◆ Stated task:
Below is a block of records. Copy every line in it that contains the word "cheeses".

◆ Dataset records:
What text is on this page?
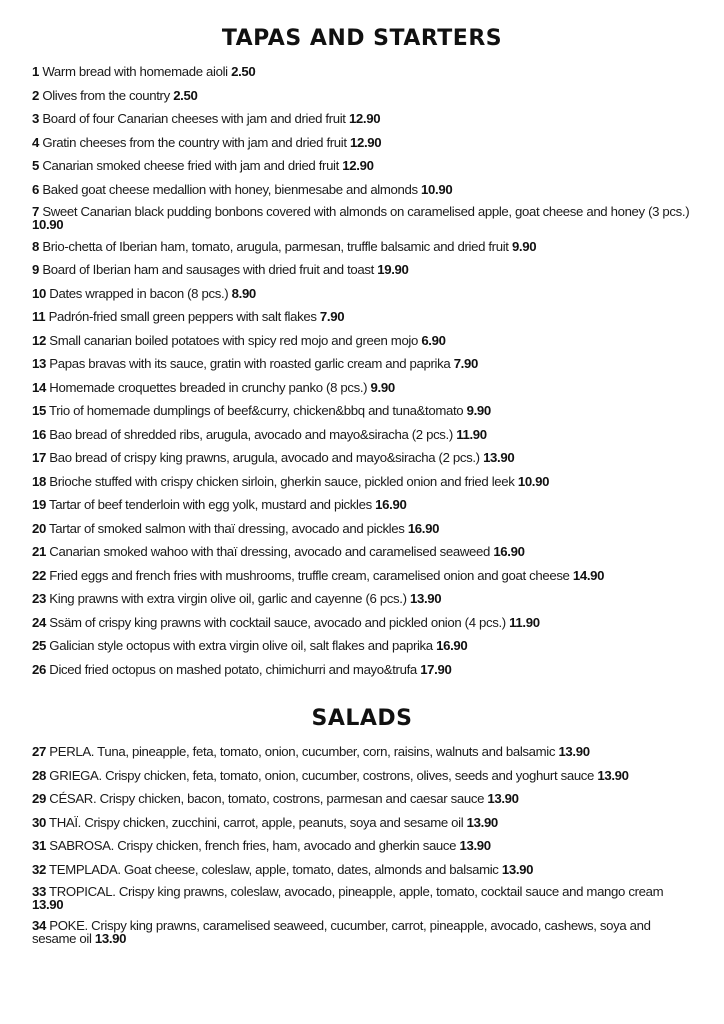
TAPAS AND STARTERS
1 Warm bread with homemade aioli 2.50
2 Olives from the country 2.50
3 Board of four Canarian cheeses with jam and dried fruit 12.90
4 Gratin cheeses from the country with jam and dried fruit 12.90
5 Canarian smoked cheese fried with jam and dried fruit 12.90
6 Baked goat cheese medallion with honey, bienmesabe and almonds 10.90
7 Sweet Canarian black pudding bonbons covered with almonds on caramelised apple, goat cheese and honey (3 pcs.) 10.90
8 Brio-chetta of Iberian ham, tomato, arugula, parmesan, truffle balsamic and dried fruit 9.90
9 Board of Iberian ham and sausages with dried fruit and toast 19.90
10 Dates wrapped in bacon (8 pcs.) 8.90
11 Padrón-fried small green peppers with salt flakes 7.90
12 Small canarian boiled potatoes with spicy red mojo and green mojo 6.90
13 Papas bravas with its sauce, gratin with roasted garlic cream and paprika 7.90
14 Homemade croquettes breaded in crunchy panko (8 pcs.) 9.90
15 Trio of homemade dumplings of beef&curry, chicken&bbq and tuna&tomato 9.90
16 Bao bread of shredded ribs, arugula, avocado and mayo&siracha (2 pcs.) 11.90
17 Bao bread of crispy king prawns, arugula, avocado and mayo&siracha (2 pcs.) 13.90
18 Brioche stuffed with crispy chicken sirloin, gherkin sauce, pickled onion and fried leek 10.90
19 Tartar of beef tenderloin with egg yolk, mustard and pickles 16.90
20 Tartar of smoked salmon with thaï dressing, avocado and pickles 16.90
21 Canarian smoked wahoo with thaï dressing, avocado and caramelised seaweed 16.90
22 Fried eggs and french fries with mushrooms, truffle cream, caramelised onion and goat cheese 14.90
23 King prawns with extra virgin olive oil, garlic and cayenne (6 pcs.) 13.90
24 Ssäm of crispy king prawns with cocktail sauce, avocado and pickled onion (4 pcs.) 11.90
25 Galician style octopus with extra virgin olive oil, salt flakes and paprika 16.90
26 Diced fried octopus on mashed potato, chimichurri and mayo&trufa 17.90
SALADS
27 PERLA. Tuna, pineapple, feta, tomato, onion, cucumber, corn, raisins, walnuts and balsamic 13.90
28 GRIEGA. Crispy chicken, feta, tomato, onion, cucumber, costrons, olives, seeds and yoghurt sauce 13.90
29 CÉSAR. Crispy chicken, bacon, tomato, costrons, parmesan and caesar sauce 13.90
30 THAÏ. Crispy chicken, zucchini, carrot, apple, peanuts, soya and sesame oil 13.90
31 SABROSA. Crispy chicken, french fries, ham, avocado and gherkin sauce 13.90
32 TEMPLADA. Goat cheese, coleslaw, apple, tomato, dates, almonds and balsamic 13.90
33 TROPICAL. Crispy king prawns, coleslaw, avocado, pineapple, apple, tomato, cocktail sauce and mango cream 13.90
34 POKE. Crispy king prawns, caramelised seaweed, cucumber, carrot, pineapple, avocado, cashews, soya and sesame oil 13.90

◆ Response:
3 Board of four Canarian cheeses with jam and dried fruit 12.90
4 Gratin cheeses from the country with jam and dried fruit 12.90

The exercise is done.